EXERCISE GOAL:
Output solely the number of lines containing the string "name".

[Stored data]
☆ ☆ ☆ ☆ ☆

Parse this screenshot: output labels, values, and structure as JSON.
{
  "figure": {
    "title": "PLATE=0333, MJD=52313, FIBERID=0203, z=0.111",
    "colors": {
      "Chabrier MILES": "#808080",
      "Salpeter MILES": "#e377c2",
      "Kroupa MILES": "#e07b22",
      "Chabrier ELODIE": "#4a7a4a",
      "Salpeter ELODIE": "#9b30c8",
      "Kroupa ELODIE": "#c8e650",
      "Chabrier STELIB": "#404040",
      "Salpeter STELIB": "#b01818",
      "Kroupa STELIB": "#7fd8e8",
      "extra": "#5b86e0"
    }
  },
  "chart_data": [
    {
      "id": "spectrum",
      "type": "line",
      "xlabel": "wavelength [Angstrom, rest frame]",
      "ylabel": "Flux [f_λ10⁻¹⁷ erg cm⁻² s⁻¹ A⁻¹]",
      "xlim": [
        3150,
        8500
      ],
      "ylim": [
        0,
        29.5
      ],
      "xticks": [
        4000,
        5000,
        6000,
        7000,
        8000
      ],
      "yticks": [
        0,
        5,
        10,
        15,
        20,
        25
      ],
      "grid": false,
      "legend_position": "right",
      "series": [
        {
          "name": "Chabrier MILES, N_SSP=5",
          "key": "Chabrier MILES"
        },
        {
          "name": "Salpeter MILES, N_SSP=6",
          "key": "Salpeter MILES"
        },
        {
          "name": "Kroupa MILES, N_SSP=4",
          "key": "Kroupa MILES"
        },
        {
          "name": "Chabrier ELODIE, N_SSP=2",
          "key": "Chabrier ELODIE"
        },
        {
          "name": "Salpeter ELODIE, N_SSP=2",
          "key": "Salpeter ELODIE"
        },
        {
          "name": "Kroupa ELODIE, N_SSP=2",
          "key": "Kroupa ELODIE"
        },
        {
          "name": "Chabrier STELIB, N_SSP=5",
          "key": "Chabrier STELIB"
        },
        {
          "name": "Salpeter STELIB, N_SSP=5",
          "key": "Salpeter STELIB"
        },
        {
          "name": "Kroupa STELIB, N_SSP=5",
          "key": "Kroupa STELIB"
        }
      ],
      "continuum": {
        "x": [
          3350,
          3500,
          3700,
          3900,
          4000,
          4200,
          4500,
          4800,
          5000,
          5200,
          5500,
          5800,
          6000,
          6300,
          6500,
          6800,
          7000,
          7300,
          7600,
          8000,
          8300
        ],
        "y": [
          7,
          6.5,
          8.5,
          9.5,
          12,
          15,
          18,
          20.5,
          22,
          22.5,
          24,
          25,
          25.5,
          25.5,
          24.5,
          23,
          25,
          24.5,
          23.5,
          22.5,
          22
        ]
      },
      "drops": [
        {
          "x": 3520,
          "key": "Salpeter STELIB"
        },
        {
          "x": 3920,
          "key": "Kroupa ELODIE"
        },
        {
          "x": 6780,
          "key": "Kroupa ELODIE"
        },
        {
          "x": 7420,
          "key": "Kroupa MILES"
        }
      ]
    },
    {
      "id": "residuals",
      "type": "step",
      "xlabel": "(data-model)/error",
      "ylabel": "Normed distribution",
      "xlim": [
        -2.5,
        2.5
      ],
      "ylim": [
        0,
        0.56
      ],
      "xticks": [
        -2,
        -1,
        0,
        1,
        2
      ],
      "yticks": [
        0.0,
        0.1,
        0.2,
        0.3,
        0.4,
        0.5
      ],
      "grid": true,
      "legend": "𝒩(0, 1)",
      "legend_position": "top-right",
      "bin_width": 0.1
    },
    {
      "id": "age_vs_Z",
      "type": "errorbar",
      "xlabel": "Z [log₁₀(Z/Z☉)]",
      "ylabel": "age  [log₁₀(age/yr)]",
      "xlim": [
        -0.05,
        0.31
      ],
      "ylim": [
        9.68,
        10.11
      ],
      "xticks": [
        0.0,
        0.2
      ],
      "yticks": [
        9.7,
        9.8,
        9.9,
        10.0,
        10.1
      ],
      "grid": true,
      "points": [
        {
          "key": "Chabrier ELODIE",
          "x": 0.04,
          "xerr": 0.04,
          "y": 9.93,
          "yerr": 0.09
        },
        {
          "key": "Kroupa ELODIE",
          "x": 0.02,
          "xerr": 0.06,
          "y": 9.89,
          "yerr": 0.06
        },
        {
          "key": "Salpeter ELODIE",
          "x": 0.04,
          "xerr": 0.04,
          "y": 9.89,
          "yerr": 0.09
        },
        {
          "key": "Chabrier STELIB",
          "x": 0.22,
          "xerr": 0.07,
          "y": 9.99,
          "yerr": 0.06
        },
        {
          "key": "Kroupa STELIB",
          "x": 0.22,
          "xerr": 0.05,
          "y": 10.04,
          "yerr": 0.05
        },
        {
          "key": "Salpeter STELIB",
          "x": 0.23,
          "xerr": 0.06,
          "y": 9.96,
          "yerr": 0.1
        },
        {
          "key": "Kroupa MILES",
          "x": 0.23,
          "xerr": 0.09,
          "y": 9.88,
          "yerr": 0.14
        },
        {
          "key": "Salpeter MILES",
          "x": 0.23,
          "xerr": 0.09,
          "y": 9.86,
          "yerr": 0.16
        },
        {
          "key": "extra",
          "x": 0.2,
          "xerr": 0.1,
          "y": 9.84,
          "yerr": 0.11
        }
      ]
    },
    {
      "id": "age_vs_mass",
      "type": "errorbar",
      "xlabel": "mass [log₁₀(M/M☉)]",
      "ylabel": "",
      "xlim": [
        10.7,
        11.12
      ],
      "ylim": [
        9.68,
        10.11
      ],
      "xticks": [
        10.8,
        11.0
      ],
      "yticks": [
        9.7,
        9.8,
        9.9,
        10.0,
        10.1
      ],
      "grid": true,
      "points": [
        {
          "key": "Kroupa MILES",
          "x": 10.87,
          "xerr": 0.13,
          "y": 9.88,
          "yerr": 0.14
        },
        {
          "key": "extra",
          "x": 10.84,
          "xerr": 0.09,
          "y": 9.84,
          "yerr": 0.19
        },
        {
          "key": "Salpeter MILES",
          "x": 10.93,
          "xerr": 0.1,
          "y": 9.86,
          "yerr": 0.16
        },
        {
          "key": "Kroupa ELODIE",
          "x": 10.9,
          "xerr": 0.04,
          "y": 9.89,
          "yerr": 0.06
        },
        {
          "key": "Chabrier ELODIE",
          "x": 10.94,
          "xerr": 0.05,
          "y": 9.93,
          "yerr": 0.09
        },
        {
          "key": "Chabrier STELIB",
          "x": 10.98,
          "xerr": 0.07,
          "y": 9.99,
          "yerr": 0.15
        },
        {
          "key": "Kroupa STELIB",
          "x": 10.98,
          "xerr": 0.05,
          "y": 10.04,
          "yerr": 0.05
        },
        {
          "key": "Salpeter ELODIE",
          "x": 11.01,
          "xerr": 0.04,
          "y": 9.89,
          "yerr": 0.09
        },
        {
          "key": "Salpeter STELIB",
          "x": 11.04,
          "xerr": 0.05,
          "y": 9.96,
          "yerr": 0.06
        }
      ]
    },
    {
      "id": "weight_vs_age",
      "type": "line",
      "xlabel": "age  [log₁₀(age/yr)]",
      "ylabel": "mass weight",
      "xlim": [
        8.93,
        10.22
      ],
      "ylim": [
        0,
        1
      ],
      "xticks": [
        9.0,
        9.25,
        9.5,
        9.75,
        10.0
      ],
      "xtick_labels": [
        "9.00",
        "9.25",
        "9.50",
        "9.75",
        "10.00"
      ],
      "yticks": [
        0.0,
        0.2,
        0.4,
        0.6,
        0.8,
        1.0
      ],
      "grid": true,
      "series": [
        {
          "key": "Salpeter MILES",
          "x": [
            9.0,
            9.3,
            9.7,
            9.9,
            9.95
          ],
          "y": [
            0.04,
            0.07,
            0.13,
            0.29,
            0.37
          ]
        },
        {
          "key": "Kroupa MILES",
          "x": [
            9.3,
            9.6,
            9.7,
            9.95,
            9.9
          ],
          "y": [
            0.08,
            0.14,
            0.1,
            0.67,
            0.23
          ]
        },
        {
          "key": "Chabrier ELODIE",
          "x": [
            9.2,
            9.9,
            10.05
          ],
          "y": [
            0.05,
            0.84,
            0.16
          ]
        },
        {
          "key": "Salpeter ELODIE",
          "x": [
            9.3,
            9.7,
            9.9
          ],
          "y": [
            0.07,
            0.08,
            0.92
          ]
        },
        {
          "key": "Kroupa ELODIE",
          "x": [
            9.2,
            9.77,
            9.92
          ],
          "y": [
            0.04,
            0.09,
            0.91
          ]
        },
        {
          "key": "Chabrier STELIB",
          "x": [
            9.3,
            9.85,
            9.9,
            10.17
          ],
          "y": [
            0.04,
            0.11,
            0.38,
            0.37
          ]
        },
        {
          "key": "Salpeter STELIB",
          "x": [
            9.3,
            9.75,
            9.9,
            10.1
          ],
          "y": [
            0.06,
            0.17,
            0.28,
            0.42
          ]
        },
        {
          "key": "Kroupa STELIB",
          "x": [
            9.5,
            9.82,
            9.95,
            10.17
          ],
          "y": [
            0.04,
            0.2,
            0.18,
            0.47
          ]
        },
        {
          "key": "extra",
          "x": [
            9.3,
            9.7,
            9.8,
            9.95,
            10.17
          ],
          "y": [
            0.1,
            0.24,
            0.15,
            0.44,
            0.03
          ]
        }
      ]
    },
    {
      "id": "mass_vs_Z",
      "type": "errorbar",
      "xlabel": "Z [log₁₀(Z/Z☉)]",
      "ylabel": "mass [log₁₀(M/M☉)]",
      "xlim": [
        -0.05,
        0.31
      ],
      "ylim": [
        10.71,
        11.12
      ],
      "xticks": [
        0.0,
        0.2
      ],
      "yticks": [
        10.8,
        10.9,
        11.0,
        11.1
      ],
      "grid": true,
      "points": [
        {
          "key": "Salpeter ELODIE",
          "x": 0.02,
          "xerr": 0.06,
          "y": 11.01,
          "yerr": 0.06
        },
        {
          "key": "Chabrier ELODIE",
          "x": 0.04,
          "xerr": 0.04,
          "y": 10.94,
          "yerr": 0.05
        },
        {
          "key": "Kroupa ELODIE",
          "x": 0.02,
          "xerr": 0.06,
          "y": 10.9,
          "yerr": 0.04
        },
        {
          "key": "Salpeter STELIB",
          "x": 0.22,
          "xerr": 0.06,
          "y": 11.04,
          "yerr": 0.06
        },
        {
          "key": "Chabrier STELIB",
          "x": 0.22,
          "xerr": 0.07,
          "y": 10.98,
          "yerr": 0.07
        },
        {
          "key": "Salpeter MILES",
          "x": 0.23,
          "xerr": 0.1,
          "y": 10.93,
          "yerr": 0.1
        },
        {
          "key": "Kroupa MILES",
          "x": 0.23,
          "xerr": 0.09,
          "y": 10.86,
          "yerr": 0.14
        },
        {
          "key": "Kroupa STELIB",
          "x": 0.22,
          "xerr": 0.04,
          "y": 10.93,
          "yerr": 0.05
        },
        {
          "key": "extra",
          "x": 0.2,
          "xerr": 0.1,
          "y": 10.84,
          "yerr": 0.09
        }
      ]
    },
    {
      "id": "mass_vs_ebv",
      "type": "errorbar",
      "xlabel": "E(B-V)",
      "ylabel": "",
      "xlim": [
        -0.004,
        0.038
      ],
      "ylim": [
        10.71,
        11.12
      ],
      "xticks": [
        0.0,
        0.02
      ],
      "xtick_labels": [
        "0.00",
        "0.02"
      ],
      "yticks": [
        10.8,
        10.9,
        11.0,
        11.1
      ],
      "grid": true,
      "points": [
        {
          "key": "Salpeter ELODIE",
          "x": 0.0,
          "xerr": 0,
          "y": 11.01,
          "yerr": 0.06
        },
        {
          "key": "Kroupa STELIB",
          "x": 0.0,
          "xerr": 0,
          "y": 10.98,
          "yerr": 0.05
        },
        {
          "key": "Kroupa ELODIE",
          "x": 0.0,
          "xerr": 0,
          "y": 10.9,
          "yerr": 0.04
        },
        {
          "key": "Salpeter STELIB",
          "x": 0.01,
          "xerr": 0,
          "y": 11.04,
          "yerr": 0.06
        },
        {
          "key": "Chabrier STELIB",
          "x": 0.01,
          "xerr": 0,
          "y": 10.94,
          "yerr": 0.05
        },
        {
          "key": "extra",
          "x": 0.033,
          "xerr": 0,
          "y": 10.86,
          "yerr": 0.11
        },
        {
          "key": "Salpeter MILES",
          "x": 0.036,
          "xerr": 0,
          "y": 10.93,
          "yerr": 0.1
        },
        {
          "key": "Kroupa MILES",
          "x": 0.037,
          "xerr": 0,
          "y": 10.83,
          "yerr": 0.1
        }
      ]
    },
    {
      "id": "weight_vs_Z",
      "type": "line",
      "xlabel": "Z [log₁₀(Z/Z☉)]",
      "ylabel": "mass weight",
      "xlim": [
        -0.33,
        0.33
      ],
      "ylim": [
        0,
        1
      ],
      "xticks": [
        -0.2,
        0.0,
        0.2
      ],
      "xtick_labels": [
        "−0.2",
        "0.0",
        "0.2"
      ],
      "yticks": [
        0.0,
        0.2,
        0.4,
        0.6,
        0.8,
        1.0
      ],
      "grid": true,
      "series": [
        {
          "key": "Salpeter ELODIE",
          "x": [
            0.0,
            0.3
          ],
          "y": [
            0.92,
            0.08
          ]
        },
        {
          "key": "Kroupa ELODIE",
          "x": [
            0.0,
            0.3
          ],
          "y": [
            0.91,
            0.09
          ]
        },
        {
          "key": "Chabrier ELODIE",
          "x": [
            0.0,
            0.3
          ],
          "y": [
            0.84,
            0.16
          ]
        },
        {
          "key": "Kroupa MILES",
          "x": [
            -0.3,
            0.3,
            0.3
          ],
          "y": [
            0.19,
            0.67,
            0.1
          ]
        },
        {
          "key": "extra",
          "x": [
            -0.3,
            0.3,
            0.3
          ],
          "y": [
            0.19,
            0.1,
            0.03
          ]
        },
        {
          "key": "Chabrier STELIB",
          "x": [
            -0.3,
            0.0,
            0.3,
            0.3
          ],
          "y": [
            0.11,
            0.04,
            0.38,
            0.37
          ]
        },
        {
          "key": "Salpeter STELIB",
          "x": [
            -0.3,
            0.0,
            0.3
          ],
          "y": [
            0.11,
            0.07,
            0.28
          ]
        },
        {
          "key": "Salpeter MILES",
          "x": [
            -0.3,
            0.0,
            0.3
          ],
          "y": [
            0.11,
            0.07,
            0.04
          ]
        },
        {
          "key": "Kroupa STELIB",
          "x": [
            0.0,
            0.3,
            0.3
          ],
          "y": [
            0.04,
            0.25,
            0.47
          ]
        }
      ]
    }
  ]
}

☆ ☆ ☆ ☆ ☆

THE OUTPUT:
9